Requirement -> Gather the lines from the material that contain "deployed".

Material to process ->
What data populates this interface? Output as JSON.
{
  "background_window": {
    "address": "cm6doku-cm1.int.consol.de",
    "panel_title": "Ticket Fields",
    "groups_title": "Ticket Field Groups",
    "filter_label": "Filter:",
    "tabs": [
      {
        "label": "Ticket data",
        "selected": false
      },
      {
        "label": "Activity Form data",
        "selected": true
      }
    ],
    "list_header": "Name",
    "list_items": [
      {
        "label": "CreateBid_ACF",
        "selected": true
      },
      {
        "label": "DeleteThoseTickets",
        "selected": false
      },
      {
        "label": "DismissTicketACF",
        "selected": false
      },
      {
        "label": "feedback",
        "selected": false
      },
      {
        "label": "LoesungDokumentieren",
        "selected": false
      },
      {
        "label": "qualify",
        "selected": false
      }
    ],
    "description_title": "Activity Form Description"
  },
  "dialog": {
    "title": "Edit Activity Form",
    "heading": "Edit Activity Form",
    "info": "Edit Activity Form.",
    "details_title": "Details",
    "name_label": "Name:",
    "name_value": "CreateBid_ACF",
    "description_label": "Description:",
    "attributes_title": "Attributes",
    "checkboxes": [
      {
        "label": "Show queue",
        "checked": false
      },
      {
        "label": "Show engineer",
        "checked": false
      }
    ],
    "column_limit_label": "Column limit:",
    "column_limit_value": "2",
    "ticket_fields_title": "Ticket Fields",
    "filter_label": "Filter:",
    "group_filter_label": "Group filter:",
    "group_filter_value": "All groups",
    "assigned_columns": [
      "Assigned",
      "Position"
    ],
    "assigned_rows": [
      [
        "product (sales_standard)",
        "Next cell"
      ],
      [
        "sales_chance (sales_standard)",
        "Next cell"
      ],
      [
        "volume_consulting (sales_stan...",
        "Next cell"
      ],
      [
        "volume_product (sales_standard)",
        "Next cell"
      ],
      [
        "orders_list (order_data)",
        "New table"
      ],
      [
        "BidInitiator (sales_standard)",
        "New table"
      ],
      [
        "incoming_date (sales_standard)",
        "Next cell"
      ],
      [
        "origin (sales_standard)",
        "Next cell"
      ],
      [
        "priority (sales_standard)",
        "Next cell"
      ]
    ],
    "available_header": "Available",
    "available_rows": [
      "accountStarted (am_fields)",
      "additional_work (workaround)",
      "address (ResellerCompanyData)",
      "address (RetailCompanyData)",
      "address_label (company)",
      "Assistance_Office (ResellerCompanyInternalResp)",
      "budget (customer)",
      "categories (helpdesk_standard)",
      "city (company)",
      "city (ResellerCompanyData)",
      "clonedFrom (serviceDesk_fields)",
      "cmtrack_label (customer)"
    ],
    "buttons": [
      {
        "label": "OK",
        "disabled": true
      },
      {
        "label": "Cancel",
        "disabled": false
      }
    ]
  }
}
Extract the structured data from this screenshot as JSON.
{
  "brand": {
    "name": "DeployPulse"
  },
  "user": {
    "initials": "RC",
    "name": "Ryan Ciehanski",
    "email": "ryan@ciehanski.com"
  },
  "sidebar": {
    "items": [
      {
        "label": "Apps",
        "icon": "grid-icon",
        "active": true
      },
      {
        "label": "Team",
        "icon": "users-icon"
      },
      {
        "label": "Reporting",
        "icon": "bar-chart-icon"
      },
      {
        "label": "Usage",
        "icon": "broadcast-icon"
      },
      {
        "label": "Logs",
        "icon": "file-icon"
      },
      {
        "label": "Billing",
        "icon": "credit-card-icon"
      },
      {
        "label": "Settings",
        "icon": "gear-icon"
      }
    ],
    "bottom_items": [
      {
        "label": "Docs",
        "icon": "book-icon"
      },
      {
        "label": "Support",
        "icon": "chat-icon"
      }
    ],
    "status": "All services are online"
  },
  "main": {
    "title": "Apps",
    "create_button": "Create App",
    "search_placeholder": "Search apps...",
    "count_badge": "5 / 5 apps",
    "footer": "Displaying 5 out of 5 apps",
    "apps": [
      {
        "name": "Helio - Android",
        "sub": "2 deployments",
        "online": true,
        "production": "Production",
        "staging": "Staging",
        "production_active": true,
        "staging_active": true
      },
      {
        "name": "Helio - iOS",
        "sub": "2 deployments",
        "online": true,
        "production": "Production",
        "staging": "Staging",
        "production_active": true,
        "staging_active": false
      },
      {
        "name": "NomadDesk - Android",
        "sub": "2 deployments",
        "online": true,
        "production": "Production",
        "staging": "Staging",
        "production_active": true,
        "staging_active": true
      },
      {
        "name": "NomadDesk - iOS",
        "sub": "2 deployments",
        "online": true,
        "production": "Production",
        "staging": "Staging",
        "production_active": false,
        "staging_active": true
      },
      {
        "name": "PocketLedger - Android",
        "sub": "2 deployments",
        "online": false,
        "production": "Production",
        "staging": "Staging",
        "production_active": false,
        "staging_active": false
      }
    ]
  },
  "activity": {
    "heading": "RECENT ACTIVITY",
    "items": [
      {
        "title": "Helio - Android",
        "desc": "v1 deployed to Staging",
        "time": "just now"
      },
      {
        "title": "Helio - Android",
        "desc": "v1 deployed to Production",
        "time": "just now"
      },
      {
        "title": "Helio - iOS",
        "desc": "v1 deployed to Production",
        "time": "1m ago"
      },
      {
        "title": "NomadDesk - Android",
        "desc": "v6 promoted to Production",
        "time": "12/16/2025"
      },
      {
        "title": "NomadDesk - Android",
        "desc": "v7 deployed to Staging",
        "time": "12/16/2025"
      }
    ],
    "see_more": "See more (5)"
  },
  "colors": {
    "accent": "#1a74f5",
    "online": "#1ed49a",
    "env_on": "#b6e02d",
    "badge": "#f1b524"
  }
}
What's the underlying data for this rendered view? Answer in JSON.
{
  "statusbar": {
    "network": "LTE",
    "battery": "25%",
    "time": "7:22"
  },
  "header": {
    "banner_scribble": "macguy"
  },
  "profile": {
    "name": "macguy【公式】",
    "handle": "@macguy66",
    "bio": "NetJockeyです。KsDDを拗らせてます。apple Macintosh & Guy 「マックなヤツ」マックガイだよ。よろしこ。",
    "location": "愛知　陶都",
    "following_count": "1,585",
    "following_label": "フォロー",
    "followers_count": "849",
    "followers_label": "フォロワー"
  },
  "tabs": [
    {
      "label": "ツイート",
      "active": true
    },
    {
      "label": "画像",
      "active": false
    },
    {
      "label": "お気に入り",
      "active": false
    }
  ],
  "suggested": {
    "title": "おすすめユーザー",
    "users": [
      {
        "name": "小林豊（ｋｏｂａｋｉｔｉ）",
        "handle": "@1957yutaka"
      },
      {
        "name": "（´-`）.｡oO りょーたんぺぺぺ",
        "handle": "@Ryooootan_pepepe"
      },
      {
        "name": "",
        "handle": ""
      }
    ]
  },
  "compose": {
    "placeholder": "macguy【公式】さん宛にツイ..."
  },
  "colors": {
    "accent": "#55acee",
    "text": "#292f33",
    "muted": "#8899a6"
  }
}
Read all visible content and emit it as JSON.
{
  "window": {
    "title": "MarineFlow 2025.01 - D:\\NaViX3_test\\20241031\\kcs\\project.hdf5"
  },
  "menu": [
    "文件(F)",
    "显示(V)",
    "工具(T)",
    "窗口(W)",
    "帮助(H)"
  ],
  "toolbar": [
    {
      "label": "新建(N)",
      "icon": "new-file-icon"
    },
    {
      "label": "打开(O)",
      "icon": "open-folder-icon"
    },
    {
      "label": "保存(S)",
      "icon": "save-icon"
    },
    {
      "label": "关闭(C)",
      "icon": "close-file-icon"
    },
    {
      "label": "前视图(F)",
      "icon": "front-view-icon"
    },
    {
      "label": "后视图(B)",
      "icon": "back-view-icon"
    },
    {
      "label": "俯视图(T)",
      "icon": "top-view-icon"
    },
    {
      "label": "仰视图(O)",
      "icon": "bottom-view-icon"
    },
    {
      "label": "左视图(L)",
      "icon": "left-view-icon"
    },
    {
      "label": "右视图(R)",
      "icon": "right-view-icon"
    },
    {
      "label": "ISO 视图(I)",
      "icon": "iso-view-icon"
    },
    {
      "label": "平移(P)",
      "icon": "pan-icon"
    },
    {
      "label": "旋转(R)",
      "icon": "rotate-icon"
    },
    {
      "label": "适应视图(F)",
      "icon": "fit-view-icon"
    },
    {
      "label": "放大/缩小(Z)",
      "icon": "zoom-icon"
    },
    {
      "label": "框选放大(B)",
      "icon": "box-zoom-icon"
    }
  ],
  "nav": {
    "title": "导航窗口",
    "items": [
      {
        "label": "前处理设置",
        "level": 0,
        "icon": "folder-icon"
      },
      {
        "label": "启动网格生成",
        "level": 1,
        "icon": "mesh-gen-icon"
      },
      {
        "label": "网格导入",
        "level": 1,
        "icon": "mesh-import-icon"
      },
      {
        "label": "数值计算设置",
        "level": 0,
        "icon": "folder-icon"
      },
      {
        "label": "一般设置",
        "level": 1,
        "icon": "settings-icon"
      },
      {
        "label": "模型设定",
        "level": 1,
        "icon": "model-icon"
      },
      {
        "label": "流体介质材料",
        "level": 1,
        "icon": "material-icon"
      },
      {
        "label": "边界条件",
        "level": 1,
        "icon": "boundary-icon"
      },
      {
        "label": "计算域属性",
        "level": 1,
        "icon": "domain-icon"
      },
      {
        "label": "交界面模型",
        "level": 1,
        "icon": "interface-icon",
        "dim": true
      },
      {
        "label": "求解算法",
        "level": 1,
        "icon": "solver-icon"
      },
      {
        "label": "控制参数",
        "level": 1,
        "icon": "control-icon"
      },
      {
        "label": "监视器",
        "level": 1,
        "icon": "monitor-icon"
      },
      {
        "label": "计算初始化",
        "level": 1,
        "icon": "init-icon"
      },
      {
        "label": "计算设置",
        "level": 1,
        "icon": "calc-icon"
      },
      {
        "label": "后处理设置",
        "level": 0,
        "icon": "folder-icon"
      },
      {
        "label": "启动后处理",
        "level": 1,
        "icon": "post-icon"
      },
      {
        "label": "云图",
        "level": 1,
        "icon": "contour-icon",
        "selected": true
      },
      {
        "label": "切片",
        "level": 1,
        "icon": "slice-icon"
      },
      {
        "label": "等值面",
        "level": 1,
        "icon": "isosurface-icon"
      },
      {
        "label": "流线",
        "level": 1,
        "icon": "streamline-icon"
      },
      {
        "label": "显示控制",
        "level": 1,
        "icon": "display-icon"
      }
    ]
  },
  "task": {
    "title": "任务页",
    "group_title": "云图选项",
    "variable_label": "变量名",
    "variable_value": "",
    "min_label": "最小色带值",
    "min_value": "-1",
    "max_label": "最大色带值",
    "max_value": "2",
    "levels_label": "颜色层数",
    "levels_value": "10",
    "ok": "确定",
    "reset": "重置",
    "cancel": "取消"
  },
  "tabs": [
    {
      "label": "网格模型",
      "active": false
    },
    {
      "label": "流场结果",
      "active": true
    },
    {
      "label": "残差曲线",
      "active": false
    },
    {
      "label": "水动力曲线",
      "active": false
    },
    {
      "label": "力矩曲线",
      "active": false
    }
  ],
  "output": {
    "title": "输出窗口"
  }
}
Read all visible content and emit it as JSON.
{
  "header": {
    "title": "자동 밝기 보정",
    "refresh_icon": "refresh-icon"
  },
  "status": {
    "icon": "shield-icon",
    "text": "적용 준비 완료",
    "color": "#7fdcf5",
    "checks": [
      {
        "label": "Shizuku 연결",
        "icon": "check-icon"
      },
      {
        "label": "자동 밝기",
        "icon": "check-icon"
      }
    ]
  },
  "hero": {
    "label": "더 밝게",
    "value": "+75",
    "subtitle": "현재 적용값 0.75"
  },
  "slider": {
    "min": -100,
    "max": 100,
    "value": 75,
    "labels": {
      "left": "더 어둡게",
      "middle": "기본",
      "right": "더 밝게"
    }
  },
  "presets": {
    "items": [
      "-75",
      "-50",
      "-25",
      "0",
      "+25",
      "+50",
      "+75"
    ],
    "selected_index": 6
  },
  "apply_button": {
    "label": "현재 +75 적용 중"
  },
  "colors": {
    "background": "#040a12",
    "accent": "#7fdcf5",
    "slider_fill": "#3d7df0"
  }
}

Answer in full ->
        "desc": "v1 deployed to Staging",
        "desc": "v1 deployed to Production",
        "desc": "v1 deployed to Production",
        "desc": "v7 deployed to Staging",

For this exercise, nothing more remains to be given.